OBJECTIVE
From the listing below, extract every line in which the word "document" appears.
########################################
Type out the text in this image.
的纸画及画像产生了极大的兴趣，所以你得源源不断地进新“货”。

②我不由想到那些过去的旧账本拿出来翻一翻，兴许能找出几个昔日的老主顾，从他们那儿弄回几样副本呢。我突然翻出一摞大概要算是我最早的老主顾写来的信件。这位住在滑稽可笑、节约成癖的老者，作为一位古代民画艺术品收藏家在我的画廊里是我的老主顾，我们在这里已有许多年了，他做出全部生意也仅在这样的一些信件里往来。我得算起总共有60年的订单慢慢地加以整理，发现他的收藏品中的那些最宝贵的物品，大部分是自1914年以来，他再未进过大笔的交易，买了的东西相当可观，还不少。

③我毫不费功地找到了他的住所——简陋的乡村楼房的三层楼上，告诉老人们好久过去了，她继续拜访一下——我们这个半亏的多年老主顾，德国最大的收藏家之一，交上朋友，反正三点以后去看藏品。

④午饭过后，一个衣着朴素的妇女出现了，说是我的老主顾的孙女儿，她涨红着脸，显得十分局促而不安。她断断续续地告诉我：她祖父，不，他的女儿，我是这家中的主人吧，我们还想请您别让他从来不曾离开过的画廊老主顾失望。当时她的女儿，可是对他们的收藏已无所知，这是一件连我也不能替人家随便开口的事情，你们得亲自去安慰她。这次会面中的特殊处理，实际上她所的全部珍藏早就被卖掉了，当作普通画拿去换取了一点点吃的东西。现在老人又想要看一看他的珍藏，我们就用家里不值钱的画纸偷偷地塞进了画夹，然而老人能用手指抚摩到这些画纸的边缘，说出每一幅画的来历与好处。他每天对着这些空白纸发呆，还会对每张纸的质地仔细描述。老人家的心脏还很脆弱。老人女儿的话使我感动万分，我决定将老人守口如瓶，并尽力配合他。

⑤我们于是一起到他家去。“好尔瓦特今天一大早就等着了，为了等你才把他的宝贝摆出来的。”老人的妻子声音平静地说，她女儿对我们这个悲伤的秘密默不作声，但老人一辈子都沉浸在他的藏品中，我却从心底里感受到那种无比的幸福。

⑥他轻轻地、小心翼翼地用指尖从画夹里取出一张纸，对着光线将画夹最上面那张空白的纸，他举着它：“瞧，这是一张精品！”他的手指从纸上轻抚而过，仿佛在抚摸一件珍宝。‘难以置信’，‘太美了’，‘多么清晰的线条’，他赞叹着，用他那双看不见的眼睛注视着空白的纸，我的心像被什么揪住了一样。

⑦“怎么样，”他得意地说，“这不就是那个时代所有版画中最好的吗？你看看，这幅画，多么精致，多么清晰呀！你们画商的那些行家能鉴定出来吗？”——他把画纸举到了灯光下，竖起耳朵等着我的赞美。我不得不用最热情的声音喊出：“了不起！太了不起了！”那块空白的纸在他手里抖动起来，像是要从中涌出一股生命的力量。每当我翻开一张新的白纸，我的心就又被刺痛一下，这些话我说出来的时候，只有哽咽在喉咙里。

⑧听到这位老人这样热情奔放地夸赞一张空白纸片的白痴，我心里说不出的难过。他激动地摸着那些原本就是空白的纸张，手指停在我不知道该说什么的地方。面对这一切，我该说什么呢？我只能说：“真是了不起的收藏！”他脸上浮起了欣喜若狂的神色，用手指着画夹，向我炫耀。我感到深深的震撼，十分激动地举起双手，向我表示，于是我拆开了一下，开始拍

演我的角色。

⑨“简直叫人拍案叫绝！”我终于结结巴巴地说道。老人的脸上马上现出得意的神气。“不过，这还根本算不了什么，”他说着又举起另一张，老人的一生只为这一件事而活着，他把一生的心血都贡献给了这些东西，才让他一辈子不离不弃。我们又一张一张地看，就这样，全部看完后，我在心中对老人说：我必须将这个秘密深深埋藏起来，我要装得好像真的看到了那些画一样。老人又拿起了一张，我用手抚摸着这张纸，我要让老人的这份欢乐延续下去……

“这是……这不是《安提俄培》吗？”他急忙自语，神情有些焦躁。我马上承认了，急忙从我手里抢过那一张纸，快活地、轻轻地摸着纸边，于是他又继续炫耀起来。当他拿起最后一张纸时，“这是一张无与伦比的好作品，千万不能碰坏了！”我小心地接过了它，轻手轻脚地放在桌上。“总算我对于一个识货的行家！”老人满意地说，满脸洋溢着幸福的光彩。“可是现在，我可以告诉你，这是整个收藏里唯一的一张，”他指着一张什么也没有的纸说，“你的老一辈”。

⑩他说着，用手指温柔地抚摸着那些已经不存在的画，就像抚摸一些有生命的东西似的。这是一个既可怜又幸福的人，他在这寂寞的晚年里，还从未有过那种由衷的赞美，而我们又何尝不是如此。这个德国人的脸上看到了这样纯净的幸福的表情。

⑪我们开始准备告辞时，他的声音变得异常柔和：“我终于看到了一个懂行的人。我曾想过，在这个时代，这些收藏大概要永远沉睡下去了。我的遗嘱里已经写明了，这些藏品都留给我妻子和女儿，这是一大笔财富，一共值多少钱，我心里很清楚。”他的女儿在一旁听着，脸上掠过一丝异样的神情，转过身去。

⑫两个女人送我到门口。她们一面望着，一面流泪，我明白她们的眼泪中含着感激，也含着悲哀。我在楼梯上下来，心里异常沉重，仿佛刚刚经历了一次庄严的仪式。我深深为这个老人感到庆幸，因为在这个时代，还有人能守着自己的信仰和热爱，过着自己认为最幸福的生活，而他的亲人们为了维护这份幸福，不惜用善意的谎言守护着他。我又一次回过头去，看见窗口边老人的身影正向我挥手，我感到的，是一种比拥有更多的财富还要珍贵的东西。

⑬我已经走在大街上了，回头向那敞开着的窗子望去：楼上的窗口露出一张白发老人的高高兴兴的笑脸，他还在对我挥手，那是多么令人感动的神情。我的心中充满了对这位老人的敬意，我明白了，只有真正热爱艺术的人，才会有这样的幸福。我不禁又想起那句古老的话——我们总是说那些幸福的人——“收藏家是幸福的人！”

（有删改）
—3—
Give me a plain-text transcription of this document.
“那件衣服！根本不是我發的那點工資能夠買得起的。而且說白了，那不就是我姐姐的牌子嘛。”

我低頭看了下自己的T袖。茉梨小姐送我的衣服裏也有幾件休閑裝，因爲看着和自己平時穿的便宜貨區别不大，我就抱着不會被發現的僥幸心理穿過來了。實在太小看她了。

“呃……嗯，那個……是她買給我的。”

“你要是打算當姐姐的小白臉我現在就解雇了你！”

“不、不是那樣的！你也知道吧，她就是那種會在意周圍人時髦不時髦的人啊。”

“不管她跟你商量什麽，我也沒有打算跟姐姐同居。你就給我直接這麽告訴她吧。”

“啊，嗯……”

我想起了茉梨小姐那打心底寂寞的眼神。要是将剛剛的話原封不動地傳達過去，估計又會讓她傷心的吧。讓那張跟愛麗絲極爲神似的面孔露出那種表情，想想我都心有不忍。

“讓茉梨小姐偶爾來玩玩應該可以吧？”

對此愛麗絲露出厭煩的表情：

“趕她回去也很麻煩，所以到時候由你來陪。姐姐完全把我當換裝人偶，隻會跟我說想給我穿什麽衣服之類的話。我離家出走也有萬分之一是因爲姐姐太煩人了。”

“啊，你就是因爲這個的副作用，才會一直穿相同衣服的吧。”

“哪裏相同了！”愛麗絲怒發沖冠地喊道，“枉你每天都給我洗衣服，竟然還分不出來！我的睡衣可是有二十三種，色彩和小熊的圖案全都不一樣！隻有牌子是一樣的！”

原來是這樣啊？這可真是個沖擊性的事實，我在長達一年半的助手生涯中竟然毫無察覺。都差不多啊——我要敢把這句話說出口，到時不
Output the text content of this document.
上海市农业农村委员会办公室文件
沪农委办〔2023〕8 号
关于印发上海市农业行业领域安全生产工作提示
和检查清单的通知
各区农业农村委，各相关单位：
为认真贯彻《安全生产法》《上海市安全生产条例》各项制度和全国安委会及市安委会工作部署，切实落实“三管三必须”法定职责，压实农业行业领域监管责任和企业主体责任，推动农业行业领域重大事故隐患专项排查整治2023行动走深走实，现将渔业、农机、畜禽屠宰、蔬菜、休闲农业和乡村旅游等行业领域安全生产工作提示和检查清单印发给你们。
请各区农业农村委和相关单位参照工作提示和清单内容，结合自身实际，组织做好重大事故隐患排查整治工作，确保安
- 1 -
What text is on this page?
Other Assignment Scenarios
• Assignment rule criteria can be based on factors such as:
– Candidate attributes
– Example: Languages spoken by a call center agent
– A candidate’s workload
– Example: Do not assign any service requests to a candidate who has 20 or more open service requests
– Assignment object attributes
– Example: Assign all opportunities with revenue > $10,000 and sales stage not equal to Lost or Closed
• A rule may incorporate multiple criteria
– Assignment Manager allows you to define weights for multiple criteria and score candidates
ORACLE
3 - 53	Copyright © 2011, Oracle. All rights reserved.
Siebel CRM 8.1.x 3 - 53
########################################
CORRECT RESPONSE
Give me a plain-text transcription of this document.
Output the text content of this document.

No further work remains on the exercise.